Show all lines from the listing below that contain "circumference".

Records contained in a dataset
· · ·

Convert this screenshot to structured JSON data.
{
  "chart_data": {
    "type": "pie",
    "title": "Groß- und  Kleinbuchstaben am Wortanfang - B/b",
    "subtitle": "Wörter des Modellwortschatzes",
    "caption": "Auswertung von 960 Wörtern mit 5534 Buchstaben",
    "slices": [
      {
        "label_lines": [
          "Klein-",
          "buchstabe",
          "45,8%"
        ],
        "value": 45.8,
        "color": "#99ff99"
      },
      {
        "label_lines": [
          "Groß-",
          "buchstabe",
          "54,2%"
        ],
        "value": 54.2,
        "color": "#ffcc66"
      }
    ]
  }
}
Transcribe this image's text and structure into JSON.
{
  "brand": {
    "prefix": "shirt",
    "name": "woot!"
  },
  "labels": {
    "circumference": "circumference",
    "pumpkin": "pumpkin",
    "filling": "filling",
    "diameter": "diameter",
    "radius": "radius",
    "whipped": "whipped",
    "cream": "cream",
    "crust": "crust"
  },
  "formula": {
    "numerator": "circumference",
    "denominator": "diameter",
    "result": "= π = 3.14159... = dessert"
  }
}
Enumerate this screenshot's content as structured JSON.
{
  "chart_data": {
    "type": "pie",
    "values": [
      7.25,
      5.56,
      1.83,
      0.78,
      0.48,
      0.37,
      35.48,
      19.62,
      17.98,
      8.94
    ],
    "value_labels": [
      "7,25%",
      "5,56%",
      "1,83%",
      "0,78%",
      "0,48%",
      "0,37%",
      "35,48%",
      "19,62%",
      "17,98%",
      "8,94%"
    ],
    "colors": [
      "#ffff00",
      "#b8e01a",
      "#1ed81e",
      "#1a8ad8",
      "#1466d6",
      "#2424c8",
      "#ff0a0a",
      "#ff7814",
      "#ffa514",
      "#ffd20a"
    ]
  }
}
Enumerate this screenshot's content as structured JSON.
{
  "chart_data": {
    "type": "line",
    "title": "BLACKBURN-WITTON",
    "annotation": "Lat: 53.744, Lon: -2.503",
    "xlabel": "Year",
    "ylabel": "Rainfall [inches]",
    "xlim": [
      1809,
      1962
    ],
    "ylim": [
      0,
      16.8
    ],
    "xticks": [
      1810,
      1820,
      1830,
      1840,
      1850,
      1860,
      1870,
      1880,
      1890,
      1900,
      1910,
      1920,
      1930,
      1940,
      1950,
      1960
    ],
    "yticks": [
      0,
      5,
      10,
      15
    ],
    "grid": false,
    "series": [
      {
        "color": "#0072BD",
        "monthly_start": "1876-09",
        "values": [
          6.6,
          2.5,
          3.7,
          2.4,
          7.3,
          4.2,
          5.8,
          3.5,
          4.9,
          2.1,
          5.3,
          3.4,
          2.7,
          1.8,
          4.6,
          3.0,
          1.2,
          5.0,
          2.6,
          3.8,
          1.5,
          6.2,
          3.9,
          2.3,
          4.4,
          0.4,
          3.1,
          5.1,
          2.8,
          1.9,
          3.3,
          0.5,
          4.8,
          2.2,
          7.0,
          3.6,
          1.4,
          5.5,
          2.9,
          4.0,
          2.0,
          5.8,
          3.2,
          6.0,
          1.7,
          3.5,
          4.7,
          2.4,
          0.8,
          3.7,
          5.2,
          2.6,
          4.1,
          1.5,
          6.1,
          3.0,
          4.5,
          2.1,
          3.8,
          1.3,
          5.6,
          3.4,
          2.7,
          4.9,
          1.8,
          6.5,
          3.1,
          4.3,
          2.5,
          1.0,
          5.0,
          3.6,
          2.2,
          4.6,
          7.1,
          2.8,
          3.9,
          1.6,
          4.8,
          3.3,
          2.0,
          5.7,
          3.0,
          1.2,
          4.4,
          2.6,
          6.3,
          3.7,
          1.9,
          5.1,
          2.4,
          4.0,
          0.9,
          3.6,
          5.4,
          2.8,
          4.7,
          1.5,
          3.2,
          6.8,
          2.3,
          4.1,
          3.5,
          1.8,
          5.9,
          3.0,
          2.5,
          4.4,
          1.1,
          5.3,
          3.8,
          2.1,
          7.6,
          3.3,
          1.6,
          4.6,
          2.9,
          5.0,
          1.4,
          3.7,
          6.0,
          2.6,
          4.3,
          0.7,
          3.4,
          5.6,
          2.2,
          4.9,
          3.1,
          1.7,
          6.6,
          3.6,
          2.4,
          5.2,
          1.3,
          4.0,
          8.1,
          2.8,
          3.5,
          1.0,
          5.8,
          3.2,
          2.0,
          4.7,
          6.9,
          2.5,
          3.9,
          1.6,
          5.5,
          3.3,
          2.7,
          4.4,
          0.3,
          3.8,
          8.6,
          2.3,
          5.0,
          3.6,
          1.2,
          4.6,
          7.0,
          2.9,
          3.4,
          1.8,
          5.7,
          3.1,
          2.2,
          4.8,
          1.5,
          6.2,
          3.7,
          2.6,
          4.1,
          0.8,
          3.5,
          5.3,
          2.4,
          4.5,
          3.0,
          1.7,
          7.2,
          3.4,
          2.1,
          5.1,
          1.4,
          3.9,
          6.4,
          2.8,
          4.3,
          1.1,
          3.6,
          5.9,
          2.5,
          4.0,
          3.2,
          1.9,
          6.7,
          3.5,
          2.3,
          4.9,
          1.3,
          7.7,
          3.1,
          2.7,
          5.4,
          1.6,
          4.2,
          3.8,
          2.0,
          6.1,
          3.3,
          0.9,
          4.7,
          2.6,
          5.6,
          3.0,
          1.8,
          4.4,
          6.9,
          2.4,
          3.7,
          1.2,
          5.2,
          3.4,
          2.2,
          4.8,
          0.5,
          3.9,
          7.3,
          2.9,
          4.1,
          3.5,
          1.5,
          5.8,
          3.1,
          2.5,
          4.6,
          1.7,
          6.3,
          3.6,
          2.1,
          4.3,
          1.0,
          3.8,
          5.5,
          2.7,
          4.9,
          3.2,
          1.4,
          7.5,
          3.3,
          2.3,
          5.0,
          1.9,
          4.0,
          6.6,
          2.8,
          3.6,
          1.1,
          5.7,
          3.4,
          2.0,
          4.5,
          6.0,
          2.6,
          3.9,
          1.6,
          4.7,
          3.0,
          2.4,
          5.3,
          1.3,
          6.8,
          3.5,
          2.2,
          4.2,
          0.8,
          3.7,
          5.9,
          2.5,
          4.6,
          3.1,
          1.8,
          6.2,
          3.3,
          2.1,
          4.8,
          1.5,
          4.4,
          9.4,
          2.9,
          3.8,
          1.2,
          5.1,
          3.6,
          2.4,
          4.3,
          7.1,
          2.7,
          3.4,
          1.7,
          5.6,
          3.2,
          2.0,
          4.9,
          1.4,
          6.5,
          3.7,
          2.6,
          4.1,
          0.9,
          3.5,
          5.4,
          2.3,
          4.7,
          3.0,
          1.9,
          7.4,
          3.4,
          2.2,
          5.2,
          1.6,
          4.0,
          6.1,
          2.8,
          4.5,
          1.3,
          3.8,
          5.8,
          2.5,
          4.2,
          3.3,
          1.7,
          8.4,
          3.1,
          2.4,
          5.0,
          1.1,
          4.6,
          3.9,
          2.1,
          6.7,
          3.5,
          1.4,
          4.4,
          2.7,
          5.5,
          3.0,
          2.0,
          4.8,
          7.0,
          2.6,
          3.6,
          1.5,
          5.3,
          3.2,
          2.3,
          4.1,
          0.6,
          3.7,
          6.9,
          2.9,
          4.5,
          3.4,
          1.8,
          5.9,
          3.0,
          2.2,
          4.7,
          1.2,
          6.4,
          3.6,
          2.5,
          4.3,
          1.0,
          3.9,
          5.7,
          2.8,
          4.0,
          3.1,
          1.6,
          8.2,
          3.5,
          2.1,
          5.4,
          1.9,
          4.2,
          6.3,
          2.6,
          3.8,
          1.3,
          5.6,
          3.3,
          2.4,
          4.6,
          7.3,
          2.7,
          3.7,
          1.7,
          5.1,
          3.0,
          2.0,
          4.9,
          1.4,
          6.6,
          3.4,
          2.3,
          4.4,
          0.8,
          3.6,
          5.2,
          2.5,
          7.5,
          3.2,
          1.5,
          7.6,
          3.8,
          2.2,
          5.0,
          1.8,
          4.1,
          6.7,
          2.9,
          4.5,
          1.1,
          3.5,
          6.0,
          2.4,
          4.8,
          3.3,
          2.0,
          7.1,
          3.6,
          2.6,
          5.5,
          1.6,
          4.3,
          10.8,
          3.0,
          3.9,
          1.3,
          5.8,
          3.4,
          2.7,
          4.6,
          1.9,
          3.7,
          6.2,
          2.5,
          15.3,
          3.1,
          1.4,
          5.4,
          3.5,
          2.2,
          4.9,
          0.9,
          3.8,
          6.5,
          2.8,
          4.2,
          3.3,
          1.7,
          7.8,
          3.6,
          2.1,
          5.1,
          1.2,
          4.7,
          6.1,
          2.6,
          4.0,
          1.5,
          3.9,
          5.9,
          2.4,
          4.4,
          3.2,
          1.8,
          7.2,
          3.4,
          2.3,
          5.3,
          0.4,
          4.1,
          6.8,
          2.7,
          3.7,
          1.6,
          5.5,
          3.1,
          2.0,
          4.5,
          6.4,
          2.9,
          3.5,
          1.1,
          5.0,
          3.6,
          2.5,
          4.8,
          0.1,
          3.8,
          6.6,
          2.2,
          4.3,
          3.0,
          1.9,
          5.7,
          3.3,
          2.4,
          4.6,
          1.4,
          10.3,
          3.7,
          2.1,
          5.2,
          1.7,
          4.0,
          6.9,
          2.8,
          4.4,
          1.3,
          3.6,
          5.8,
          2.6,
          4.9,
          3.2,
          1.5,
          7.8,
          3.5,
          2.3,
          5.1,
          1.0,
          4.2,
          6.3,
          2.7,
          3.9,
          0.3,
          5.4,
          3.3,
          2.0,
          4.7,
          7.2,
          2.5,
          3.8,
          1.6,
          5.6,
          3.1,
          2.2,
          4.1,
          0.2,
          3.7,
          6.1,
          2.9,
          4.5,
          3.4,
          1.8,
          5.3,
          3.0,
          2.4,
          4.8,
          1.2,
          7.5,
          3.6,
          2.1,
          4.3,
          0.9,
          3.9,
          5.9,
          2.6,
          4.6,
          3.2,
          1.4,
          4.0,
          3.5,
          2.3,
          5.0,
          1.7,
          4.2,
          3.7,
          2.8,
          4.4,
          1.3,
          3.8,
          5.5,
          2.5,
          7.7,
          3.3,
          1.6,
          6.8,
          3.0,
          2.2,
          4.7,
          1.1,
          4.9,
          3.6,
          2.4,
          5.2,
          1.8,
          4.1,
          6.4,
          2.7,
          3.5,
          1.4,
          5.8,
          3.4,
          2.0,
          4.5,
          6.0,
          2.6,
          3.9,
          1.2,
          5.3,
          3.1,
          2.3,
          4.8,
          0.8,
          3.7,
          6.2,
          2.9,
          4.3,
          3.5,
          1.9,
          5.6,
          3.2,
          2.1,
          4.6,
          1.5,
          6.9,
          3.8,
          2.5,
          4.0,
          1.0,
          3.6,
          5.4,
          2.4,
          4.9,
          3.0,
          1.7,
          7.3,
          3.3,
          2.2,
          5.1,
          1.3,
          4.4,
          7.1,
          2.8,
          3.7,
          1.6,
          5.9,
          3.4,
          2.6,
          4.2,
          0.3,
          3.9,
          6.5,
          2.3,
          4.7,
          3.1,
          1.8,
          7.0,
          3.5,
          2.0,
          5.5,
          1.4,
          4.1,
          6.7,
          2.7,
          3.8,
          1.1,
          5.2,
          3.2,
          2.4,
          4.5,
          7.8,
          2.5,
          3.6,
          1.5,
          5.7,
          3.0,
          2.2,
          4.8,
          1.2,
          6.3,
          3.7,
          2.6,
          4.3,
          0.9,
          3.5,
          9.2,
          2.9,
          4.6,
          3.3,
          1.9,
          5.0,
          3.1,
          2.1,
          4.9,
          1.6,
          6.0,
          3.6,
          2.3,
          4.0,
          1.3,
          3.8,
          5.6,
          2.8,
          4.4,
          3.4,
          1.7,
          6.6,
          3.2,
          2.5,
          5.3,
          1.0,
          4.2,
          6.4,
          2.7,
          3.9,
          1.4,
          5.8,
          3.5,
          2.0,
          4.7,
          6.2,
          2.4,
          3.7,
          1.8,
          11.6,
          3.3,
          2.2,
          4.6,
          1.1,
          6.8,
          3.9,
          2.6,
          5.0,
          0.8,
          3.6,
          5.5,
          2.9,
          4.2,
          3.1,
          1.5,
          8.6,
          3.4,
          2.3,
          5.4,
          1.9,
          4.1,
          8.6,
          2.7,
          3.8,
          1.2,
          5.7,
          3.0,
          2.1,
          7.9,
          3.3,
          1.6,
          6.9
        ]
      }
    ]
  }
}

· · ·

**EXERCISE ANSWER**
    "circumference": "circumference",
    "numerator": "circumference",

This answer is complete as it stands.